◆ Problem to solve ◆
Find the lines holding the string "Department" in the data, then copy all of them.

(Chart and figure data)
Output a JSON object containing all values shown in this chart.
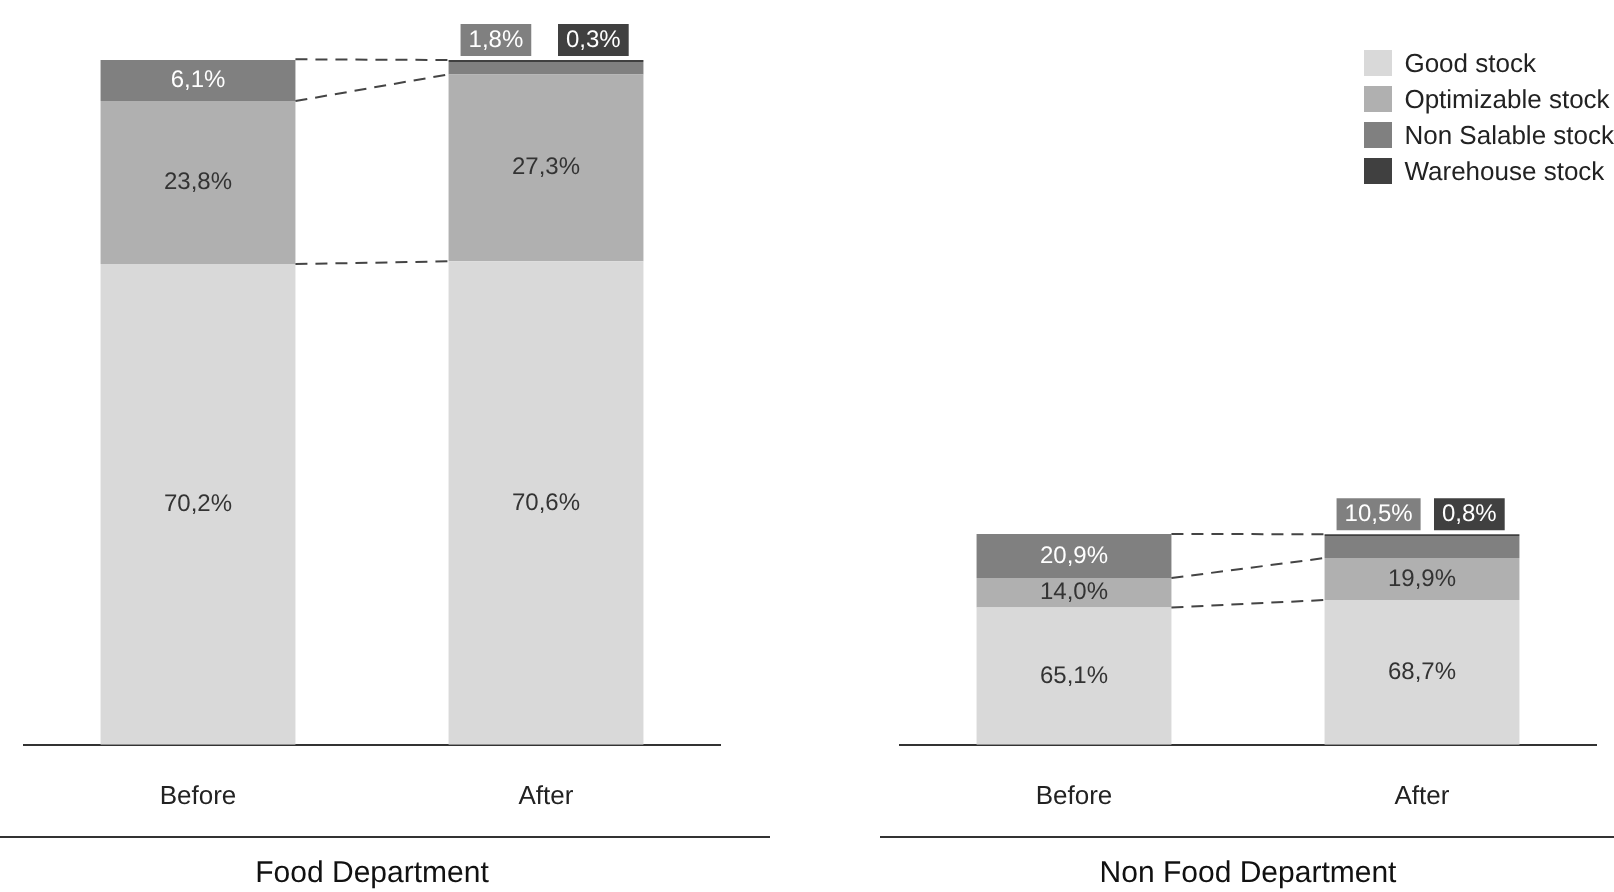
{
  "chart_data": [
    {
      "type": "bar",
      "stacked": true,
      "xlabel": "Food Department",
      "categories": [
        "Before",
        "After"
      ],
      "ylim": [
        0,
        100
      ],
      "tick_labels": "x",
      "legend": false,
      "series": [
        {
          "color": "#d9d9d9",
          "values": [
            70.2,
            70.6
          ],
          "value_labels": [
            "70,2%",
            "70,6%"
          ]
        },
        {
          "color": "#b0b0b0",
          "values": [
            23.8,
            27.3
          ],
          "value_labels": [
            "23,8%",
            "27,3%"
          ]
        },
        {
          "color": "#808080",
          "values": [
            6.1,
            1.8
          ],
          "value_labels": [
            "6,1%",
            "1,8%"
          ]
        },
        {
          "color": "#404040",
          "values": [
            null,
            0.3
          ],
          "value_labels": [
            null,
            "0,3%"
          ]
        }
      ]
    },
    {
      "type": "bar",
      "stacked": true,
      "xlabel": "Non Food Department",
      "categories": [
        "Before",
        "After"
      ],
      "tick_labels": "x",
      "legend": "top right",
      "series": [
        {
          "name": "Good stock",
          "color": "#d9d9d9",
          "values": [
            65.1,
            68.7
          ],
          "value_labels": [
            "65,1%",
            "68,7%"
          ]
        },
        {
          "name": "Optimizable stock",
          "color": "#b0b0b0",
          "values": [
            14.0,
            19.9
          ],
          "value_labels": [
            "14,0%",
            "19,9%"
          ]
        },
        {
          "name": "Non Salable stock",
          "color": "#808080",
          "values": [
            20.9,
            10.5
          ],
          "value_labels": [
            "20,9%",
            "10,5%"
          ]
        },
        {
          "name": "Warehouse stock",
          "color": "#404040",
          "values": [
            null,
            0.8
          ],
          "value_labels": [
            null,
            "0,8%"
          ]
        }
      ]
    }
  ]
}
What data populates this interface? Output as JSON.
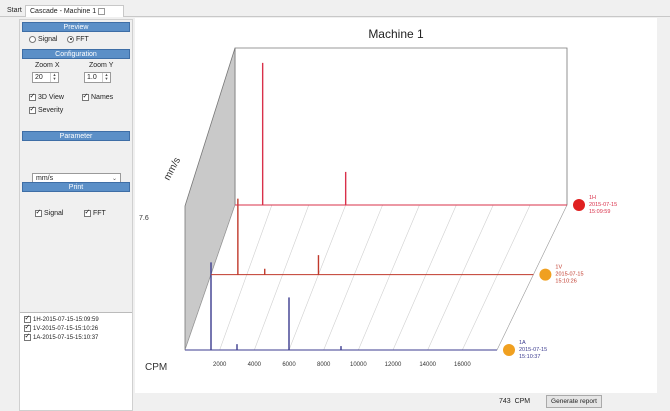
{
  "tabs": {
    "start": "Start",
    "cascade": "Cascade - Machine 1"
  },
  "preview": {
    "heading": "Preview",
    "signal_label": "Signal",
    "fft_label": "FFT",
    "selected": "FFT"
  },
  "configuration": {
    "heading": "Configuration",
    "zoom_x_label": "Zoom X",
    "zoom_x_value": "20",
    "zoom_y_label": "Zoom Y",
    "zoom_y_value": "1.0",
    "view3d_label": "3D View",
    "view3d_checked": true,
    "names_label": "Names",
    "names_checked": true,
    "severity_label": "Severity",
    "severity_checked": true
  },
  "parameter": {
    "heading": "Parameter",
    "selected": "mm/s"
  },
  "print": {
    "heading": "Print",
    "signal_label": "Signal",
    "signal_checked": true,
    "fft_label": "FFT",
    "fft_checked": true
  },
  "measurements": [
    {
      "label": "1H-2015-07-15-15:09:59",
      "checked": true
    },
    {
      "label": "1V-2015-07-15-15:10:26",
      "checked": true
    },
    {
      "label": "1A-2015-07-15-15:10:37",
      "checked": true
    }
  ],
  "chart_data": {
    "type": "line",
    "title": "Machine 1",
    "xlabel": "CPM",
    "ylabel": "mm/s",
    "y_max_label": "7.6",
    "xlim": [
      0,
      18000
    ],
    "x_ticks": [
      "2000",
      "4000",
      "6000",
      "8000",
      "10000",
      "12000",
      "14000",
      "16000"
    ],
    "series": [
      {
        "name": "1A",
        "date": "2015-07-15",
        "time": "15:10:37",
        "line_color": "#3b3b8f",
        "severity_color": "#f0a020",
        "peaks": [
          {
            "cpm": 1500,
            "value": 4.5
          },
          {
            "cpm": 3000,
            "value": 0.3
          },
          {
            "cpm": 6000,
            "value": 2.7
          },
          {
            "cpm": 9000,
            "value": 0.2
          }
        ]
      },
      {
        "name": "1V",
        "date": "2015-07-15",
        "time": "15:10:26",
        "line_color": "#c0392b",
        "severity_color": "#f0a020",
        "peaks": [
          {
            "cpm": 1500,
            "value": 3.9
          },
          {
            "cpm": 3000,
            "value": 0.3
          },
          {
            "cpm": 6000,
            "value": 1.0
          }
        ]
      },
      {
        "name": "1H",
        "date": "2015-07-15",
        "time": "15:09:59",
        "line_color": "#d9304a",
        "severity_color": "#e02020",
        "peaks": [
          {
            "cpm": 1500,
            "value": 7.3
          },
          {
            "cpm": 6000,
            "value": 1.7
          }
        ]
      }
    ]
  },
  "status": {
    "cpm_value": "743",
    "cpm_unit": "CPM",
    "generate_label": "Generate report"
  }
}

◆ Response below ◆
      "xlabel": "Food Department",
      "xlabel": "Non Food Department",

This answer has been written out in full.